Stated goal: Gather up every line that includes the string "name".

Saved entries:
-------

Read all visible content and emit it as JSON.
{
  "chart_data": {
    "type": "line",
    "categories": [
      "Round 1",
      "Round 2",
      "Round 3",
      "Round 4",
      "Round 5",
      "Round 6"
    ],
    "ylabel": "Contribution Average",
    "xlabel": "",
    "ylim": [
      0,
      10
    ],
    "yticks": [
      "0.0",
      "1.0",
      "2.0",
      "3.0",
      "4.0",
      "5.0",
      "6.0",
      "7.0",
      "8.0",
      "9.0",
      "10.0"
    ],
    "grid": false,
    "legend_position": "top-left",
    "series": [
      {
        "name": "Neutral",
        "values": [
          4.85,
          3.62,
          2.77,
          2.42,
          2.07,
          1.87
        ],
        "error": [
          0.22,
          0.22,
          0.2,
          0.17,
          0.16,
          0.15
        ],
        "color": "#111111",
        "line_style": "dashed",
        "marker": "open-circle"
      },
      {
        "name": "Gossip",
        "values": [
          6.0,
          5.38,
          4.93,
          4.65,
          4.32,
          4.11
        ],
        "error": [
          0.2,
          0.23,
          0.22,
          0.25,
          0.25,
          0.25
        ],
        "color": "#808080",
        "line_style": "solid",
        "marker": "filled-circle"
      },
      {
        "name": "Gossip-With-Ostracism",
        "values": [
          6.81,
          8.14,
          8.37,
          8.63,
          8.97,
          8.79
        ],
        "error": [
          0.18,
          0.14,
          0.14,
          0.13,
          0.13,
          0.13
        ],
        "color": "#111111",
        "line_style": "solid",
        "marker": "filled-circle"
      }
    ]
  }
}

-------

Response for this exercise:
        "name": "Neutral",
        "name": "Gossip",
        "name": "Gossip-With-Ostracism",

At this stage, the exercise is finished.